■ **Exercises**:
a – Answer these questions from the text on Harthill:
(i) What does the Old English source of the name Harthill literally mean?
(ii) In what year was Harthill Reservoir constructed?
(iii) Which operator runs service X30 to the Hallamshire Hospital?
b – Summarize the text on Harthill in two sentences.

Village in South Yorkshire, England

Harthill is a village in the Metropolitan Borough of Rotherham (part of South Yorkshire, England), on the border with Derbyshire. It lies between Killamarsh and Thorpe Salvin, and is located at approximately , at an elevation of around 110 metres above sea level. In the 2001 census, the civil parish of Harthill with Woodall had a population of 1,909, reducing slightly to 1,879 at the 2011 Census.

==History==
The name Harthill derives from the Old English heorothyll literally meaning 'hart hill'.

Harthill is traditionally an agricultural village, although there is also a history of quarrying whetstones for use in knife-sharpening.

The parish church of All Hallows dates from 1085, when it was commissioned by William de Warenne. The tower is 14th century. The Dukes of Leeds, major landowners in the area, and their families, are interred in the crypt.

Harthill is the principal village in the civil parish of Harthill with Woodall. The parish also contains Harthill Reservoir, which feeds the Chesterfield Canal, Nor Wood, and the hamlet of Woodall with its M1 motorway service station. The reservoir was constructed in 1796 and in 2020 the Canals and Rivers Trust announced a £5 million programme of works to upgrade the overflow spillway of the earth dam. The reservoir provides leisure facilities for Rotherham Sailing Club, Yorkshire Outdoor Swimmers and fishing.

==Amenities==
Harthill has two public houses: the Beehive and the Blue Bell.

==Transport==
The village is served by several public transport routes. First South Yorkshire operate the hourly service X54 to Sheffield from Monday to Saturday, with TM Travel operating it on Sundays. First also run service 29 to Rotherham between Monday and Saturday, with TM Travel operating service 29a on evenings and Sundays. Stagecoach also operate the circular route 26/26a during Monday to Saturday daytime, connecting Harthill with Crystal Peaks. There is also a 1-a-day service to the Hallamshire Hospital in the form of service X30; this is run by TM Travel, Monday to Saturday at 7 am.

==Exploratory drilling rig==
At a planning appeal in June 2018, the inspector (appointed by the Secretary of State for Communities and Local Government) granted planning permission for exploration at Harthill by means of
construction of a well site and the creation of a new access track, mobilisation of drilling, ancillary equipment and contractor welfare facilities to drill and pressure transient test a vertical hydrocarbon exploratory core well and mobilisation of a workover rig, listening well operations, and retention of the site and wellhead assembly gear for a temporary period of 5 years.
 It was explained during the enquiry that the currently authorized investigative well would not involve 'fracking'.
Within the appellant’s evidence and during the Inquiry, it was clearly explained that the development would not include the hydraulic fracturing of underground strata as part of the investigation. The pressure applied during the transient testing proposed would be less than that required to hydraulically fracture the strata, and there would be no injection of sand or gas extraction. The other investigation processes within the development would involve the taking of samples and non-intrusive testing.

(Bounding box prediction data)
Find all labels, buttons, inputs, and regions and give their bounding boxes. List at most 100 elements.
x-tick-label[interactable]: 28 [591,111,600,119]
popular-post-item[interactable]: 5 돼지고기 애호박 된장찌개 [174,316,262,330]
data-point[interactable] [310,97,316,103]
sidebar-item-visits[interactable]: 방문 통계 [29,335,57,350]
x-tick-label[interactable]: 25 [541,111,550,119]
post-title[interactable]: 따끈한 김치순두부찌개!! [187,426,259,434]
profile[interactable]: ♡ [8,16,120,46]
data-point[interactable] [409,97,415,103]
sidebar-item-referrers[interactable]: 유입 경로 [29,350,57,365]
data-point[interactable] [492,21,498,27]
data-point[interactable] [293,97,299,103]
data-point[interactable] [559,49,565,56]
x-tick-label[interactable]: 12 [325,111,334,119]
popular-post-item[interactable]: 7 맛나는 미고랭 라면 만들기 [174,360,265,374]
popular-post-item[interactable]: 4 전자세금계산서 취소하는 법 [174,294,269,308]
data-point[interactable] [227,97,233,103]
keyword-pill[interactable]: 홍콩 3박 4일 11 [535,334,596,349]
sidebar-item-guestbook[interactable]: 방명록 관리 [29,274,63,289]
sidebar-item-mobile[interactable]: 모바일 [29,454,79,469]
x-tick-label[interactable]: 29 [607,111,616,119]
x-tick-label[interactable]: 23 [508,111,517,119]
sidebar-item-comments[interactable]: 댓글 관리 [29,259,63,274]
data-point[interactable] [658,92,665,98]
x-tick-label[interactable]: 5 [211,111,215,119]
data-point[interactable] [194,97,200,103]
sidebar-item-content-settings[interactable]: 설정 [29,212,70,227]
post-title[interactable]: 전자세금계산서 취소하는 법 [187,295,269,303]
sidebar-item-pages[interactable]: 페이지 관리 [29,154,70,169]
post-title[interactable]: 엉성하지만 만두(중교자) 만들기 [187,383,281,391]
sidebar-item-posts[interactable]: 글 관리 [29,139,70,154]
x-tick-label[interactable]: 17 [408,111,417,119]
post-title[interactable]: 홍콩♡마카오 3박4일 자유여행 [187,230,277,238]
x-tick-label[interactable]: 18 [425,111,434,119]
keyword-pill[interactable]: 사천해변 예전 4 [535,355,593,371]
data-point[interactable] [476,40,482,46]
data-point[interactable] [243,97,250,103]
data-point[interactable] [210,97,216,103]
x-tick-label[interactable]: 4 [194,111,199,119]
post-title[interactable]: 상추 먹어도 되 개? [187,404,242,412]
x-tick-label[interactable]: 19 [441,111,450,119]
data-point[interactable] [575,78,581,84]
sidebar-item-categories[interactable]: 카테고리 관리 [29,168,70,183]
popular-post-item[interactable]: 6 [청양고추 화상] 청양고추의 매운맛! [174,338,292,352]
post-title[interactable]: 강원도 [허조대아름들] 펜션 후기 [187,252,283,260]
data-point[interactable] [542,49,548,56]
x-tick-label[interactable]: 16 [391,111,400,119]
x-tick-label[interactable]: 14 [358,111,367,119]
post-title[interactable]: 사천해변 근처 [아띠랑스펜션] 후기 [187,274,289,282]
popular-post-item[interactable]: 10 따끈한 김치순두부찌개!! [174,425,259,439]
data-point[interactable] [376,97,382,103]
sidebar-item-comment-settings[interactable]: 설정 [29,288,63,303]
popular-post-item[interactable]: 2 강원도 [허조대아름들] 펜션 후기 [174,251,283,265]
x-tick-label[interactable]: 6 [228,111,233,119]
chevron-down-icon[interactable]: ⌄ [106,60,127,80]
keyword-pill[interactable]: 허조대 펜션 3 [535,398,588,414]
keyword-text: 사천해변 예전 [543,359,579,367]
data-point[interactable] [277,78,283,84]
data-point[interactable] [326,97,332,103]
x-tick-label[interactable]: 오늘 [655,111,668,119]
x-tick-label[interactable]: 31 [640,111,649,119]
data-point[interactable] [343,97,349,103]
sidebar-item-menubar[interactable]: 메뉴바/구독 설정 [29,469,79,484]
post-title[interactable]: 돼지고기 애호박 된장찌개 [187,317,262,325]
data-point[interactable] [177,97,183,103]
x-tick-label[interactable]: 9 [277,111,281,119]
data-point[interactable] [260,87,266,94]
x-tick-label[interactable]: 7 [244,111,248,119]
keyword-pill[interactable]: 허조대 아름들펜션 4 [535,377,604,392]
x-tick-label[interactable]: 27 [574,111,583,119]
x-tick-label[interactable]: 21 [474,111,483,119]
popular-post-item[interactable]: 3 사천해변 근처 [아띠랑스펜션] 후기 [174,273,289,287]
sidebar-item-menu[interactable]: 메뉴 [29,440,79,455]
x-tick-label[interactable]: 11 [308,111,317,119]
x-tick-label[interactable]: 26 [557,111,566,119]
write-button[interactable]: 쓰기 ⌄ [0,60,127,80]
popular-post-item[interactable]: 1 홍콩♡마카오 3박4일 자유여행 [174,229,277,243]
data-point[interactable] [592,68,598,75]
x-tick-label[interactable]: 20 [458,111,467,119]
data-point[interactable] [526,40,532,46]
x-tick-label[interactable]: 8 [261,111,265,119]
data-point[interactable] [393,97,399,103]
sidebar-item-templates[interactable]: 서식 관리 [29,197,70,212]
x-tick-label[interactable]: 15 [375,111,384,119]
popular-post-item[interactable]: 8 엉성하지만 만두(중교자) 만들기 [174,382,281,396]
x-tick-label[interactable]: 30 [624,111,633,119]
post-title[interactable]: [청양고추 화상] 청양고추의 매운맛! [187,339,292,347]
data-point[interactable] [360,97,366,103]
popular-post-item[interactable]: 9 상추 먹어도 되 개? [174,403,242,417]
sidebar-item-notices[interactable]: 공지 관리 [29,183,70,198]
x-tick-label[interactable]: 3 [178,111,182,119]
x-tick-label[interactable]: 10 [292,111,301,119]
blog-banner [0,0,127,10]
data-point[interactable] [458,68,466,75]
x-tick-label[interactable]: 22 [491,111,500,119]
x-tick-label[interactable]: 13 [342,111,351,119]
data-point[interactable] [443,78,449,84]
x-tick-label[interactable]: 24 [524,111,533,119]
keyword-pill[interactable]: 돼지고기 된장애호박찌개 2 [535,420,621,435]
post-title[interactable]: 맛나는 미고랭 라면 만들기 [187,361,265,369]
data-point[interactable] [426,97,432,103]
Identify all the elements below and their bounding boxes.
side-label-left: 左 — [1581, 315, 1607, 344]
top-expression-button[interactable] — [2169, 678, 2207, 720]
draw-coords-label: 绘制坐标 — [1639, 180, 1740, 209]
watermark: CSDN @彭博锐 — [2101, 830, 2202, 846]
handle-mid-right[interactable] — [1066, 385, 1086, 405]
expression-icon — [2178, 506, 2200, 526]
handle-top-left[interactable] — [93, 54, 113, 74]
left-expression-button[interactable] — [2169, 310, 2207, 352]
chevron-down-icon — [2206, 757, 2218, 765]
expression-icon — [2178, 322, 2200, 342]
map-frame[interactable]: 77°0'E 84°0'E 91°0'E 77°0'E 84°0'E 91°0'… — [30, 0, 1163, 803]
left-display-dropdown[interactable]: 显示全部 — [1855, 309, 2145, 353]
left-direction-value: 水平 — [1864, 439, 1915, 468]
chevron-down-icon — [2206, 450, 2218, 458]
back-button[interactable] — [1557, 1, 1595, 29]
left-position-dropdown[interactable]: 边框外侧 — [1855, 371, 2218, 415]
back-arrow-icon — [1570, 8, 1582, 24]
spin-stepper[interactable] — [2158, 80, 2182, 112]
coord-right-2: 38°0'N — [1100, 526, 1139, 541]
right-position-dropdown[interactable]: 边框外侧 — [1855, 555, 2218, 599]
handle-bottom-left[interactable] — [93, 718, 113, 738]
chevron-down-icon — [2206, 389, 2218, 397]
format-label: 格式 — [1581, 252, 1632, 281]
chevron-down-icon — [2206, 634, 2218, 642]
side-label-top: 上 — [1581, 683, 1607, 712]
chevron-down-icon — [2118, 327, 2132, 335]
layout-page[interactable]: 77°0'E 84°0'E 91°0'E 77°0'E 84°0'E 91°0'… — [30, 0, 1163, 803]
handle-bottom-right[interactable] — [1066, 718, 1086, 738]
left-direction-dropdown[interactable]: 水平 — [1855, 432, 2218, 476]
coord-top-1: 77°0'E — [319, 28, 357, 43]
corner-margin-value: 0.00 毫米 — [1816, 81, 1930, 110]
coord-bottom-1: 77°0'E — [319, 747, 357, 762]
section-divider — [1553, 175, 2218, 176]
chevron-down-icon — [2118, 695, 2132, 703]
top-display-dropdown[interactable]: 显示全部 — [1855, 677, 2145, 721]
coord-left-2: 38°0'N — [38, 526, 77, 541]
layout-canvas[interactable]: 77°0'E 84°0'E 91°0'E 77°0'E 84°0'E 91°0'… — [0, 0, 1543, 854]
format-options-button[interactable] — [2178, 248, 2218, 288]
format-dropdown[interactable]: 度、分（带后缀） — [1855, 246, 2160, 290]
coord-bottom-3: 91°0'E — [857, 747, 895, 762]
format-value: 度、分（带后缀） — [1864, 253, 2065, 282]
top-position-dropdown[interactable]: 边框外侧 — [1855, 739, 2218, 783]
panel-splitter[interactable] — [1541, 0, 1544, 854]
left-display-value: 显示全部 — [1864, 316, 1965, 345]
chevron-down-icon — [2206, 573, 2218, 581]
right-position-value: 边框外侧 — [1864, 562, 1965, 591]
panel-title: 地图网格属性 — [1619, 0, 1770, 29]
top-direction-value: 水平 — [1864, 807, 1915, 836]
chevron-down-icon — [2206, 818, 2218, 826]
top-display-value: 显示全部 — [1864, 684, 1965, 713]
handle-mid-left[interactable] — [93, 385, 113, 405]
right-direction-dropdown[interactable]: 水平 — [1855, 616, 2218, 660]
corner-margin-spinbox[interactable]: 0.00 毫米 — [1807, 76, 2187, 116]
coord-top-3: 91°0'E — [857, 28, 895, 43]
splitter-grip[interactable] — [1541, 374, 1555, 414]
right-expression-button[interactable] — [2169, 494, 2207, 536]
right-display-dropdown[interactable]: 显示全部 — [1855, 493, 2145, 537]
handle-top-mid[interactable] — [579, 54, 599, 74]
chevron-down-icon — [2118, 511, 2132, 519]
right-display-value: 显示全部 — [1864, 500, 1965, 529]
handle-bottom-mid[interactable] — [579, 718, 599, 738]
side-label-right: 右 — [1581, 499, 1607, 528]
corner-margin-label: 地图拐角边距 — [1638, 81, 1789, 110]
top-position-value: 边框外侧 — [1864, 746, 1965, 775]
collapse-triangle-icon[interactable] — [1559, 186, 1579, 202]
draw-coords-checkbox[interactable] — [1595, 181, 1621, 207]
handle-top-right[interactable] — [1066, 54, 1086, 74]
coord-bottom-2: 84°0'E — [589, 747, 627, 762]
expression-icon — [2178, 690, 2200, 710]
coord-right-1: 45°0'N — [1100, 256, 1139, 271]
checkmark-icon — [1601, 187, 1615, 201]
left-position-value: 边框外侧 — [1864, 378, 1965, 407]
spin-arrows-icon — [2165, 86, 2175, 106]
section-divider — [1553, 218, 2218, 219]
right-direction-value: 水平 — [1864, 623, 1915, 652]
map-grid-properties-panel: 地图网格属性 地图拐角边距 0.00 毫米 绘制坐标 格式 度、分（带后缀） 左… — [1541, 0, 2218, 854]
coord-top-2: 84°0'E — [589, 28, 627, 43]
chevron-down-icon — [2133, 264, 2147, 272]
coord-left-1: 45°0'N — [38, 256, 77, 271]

■ **Responses in order**:
a –
(i) 'Hart hill'
(ii) 1796
(iii) TM Travel

b – Harthill is a traditionally agricultural village in the Metropolitan Borough of Rotherham, South Yorkshire, on the border with Derbyshire, with a history of quarrying whetstones. Its civil parish, Harthill with Woodall, contains Harthill Reservoir, and in June 2018 an inspector granted planning permission on appeal for an exploratory well at Harthill that would not involve fracking.